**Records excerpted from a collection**
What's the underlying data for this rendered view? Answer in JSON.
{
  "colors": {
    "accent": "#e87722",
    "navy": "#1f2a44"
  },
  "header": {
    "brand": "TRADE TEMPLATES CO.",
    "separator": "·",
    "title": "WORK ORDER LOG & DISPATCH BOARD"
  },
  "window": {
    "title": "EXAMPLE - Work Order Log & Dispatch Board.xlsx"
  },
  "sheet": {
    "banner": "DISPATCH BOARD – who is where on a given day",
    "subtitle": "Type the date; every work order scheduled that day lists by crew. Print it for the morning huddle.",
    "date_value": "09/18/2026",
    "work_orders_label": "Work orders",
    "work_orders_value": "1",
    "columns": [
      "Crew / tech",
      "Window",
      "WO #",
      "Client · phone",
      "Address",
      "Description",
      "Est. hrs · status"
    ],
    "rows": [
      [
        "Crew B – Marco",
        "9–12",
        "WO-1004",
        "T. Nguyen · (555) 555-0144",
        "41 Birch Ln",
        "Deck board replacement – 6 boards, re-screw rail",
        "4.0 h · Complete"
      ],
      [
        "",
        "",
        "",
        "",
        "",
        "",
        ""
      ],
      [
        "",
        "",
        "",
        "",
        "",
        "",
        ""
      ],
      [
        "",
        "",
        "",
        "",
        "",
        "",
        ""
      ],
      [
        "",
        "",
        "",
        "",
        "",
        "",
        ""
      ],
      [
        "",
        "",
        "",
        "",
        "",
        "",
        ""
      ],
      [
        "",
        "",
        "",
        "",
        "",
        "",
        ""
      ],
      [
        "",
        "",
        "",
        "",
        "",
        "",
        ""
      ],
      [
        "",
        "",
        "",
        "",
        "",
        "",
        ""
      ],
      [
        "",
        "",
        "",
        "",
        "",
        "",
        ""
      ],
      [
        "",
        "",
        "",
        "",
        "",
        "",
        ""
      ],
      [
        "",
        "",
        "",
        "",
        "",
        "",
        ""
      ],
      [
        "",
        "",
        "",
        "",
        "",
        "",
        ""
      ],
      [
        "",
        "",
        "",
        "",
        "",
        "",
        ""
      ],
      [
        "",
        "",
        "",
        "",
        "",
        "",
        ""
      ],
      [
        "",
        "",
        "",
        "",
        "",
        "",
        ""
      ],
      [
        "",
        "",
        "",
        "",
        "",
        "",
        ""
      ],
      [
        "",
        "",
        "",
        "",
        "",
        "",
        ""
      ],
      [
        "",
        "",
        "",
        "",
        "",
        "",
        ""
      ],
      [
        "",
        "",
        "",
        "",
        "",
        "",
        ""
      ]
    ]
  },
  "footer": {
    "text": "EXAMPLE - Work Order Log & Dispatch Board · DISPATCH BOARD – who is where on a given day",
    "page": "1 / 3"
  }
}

**What you are asked to do**
Retype the listing above in full, with no alterations.

**Result for this exercise**
What's the underlying data for this rendered view? Answer in JSON.
{
  "colors": {
    "accent": "#e87722",
    "navy": "#1f2a44"
  },
  "header": {
    "brand": "TRADE TEMPLATES CO.",
    "separator": "·",
    "title": "WORK ORDER LOG & DISPATCH BOARD"
  },
  "window": {
    "title": "EXAMPLE - Work Order Log & Dispatch Board.xlsx"
  },
  "sheet": {
    "banner": "DISPATCH BOARD – who is where on a given day",
    "subtitle": "Type the date; every work order scheduled that day lists by crew. Print it for the morning huddle.",
    "date_value": "09/18/2026",
    "work_orders_label": "Work orders",
    "work_orders_value": "1",
    "columns": [
      "Crew / tech",
      "Window",
      "WO #",
      "Client · phone",
      "Address",
      "Description",
      "Est. hrs · status"
    ],
    "rows": [
      [
        "Crew B – Marco",
        "9–12",
        "WO-1004",
        "T. Nguyen · (555) 555-0144",
        "41 Birch Ln",
        "Deck board replacement – 6 boards, re-screw rail",
        "4.0 h · Complete"
      ],
      [
        "",
        "",
        "",
        "",
        "",
        "",
        ""
      ],
      [
        "",
        "",
        "",
        "",
        "",
        "",
        ""
      ],
      [
        "",
        "",
        "",
        "",
        "",
        "",
        ""
      ],
      [
        "",
        "",
        "",
        "",
        "",
        "",
        ""
      ],
      [
        "",
        "",
        "",
        "",
        "",
        "",
        ""
      ],
      [
        "",
        "",
        "",
        "",
        "",
        "",
        ""
      ],
      [
        "",
        "",
        "",
        "",
        "",
        "",
        ""
      ],
      [
        "",
        "",
        "",
        "",
        "",
        "",
        ""
      ],
      [
        "",
        "",
        "",
        "",
        "",
        "",
        ""
      ],
      [
        "",
        "",
        "",
        "",
        "",
        "",
        ""
      ],
      [
        "",
        "",
        "",
        "",
        "",
        "",
        ""
      ],
      [
        "",
        "",
        "",
        "",
        "",
        "",
        ""
      ],
      [
        "",
        "",
        "",
        "",
        "",
        "",
        ""
      ],
      [
        "",
        "",
        "",
        "",
        "",
        "",
        ""
      ],
      [
        "",
        "",
        "",
        "",
        "",
        "",
        ""
      ],
      [
        "",
        "",
        "",
        "",
        "",
        "",
        ""
      ],
      [
        "",
        "",
        "",
        "",
        "",
        "",
        ""
      ],
      [
        "",
        "",
        "",
        "",
        "",
        "",
        ""
      ],
      [
        "",
        "",
        "",
        "",
        "",
        "",
        ""
      ]
    ]
  },
  "footer": {
    "text": "EXAMPLE - Work Order Log & Dispatch Board · DISPATCH BOARD – who is where on a given day",
    "page": "1 / 3"
  }
}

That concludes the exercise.